▸ **WORK TO COMPLETE**
Make an exact copy of the records, with the pictures left out.

Figure content listings:
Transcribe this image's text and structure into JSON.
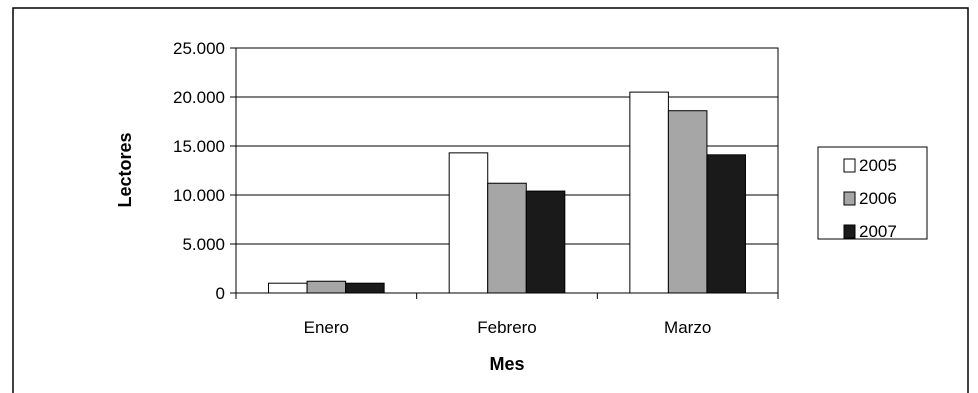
{
  "chart_data": {
    "type": "bar",
    "title": "",
    "xlabel": "Mes",
    "ylabel": "Lectores",
    "categories": [
      "Enero",
      "Febrero",
      "Marzo"
    ],
    "series": [
      {
        "name": "2005",
        "color": "#ffffff",
        "values": [
          1000,
          14300,
          20500
        ]
      },
      {
        "name": "2006",
        "color": "#a6a6a6",
        "values": [
          1200,
          11200,
          18600
        ]
      },
      {
        "name": "2007",
        "color": "#1a1a1a",
        "values": [
          1000,
          10400,
          14100
        ]
      }
    ],
    "ylim": [
      0,
      25000
    ],
    "yticks": [
      0,
      5000,
      10000,
      15000,
      20000,
      25000
    ],
    "ytick_labels": [
      "0",
      "5.000",
      "10.000",
      "15.000",
      "20.000",
      "25.000"
    ],
    "grid": "horizontal",
    "legend_position": "right"
  }
}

▸ **COMPLETED EXERCISE**
Transcribe this image's text and structure into JSON.
{
  "chart_data": {
    "type": "bar",
    "title": "",
    "xlabel": "Mes",
    "ylabel": "Lectores",
    "categories": [
      "Enero",
      "Febrero",
      "Marzo"
    ],
    "series": [
      {
        "name": "2005",
        "color": "#ffffff",
        "values": [
          1000,
          14300,
          20500
        ]
      },
      {
        "name": "2006",
        "color": "#a6a6a6",
        "values": [
          1200,
          11200,
          18600
        ]
      },
      {
        "name": "2007",
        "color": "#1a1a1a",
        "values": [
          1000,
          10400,
          14100
        ]
      }
    ],
    "ylim": [
      0,
      25000
    ],
    "yticks": [
      0,
      5000,
      10000,
      15000,
      20000,
      25000
    ],
    "ytick_labels": [
      "0",
      "5.000",
      "10.000",
      "15.000",
      "20.000",
      "25.000"
    ],
    "grid": "horizontal",
    "legend_position": "right"
  }
}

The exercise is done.